__WORK INSTRUCTIONS__. Please transcribe the listing below in full and word for word, without its pictures.

══ DATASET ENTRIES

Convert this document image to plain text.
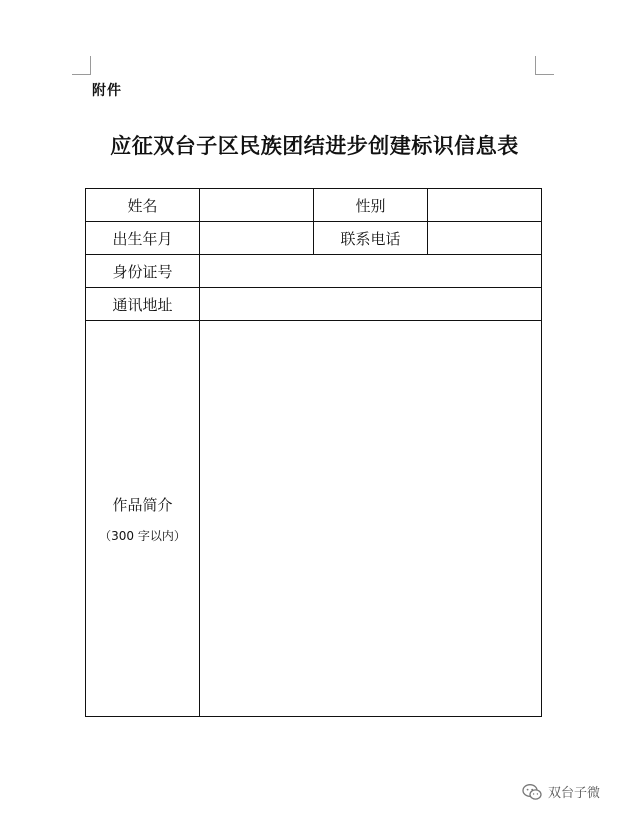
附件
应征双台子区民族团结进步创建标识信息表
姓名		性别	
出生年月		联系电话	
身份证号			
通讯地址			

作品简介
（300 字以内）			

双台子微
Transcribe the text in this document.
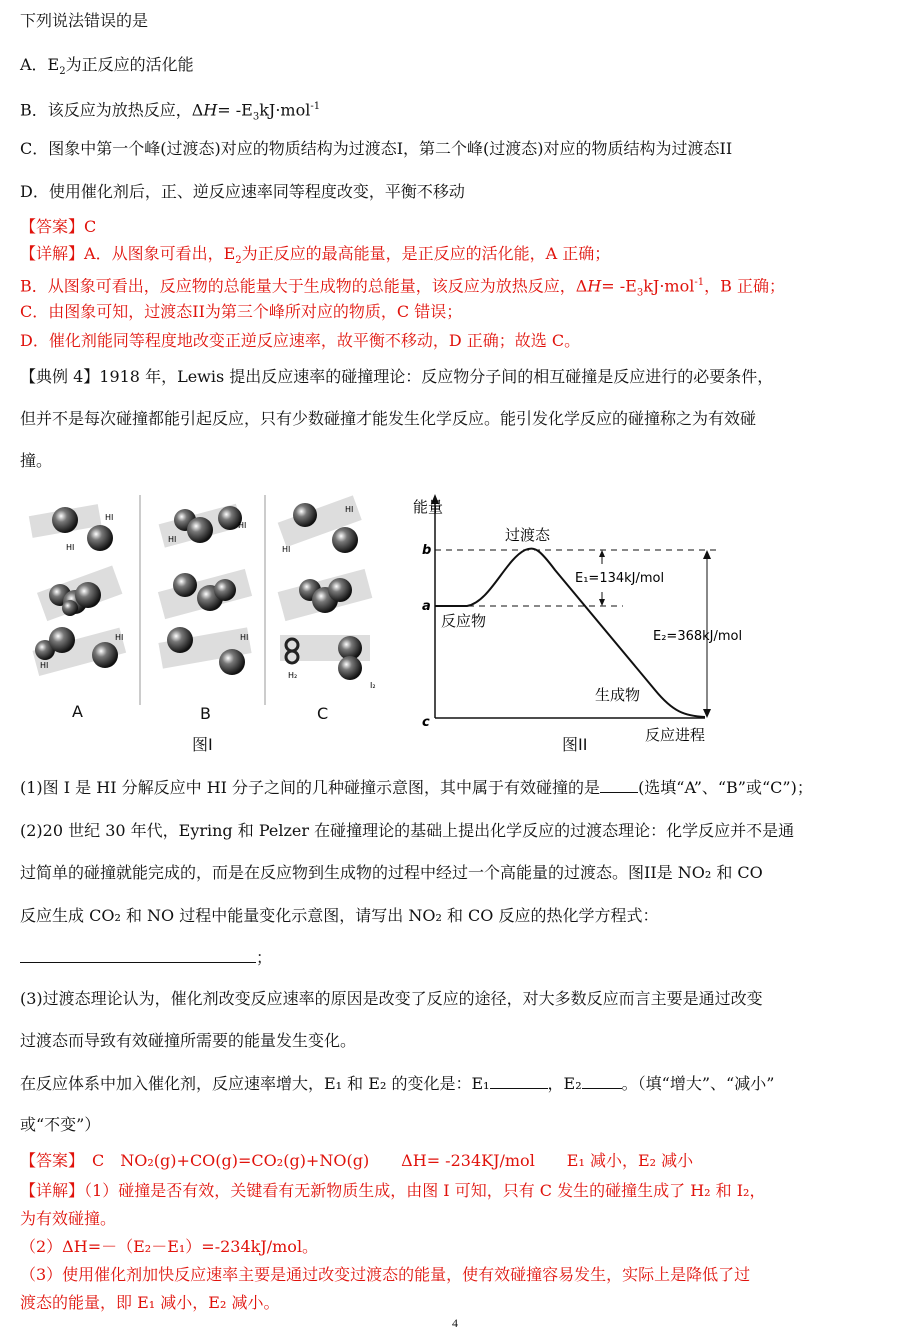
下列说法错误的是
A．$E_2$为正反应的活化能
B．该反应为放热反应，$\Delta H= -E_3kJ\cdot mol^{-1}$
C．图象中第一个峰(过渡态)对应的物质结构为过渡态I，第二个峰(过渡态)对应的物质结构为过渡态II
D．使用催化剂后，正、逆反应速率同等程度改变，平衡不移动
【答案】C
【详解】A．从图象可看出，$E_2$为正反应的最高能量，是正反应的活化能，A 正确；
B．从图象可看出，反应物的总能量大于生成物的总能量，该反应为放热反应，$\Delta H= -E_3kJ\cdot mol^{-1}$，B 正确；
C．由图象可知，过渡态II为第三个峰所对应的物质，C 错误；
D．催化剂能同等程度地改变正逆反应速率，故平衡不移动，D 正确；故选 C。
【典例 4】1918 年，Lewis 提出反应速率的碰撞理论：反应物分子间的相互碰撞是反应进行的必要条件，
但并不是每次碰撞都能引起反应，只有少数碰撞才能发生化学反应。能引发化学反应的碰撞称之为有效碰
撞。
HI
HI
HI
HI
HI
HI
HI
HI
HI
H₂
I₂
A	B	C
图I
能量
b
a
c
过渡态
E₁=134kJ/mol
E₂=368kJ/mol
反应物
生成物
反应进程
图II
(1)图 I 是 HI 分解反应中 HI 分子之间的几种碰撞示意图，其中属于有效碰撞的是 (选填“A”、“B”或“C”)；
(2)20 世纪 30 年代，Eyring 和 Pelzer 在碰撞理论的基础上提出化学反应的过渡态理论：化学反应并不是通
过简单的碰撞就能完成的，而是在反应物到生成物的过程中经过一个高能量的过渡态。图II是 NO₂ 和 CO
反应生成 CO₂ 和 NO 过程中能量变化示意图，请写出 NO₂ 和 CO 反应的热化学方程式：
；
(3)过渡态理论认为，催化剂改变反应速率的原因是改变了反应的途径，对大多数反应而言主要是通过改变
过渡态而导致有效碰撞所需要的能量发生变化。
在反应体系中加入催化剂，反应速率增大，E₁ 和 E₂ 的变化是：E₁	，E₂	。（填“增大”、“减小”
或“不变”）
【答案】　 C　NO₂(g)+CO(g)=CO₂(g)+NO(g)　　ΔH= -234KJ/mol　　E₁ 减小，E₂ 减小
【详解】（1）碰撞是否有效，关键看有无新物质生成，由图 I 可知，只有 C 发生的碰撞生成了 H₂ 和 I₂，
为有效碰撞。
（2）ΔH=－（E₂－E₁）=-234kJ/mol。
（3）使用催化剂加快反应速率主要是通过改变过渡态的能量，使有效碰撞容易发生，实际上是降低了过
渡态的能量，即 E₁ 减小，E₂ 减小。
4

════

__TASK SOLUTION__.
Convert this document image to plain text.
附件
应征双台子区民族团结进步创建标识信息表
姓名		性别	
出生年月		联系电话	
身份证号			
通讯地址			

作品简介
（300 字以内）			

双台子微
Transcribe the text in this document.
下列说法错误的是
A．$E_2$为正反应的活化能
B．该反应为放热反应，$\Delta H= -E_3kJ\cdot mol^{-1}$
C．图象中第一个峰(过渡态)对应的物质结构为过渡态I，第二个峰(过渡态)对应的物质结构为过渡态II
D．使用催化剂后，正、逆反应速率同等程度改变，平衡不移动
【答案】C
【详解】A．从图象可看出，$E_2$为正反应的最高能量，是正反应的活化能，A 正确；
B．从图象可看出，反应物的总能量大于生成物的总能量，该反应为放热反应，$\Delta H= -E_3kJ\cdot mol^{-1}$，B 正确；
C．由图象可知，过渡态II为第三个峰所对应的物质，C 错误；
D．催化剂能同等程度地改变正逆反应速率，故平衡不移动，D 正确；故选 C。
【典例 4】1918 年，Lewis 提出反应速率的碰撞理论：反应物分子间的相互碰撞是反应进行的必要条件，
但并不是每次碰撞都能引起反应，只有少数碰撞才能发生化学反应。能引发化学反应的碰撞称之为有效碰
撞。
HI
HI
HI
HI
HI
HI
HI
HI
HI
H₂
I₂
A	B	C
图I
能量
b
a
c
过渡态
E₁=134kJ/mol
E₂=368kJ/mol
反应物
生成物
反应进程
图II
(1)图 I 是 HI 分解反应中 HI 分子之间的几种碰撞示意图，其中属于有效碰撞的是 (选填“A”、“B”或“C”)；
(2)20 世纪 30 年代，Eyring 和 Pelzer 在碰撞理论的基础上提出化学反应的过渡态理论：化学反应并不是通
过简单的碰撞就能完成的，而是在反应物到生成物的过程中经过一个高能量的过渡态。图II是 NO₂ 和 CO
反应生成 CO₂ 和 NO 过程中能量变化示意图，请写出 NO₂ 和 CO 反应的热化学方程式：
；
(3)过渡态理论认为，催化剂改变反应速率的原因是改变了反应的途径，对大多数反应而言主要是通过改变
过渡态而导致有效碰撞所需要的能量发生变化。
在反应体系中加入催化剂，反应速率增大，E₁ 和 E₂ 的变化是：E₁	，E₂	。（填“增大”、“减小”
或“不变”）
【答案】　 C　NO₂(g)+CO(g)=CO₂(g)+NO(g)　　ΔH= -234KJ/mol　　E₁ 减小，E₂ 减小
【详解】（1）碰撞是否有效，关键看有无新物质生成，由图 I 可知，只有 C 发生的碰撞生成了 H₂ 和 I₂，
为有效碰撞。
（2）ΔH=－（E₂－E₁）=-234kJ/mol。
（3）使用催化剂加快反应速率主要是通过改变过渡态的能量，使有效碰撞容易发生，实际上是降低了过
渡态的能量，即 E₁ 减小，E₂ 减小。
4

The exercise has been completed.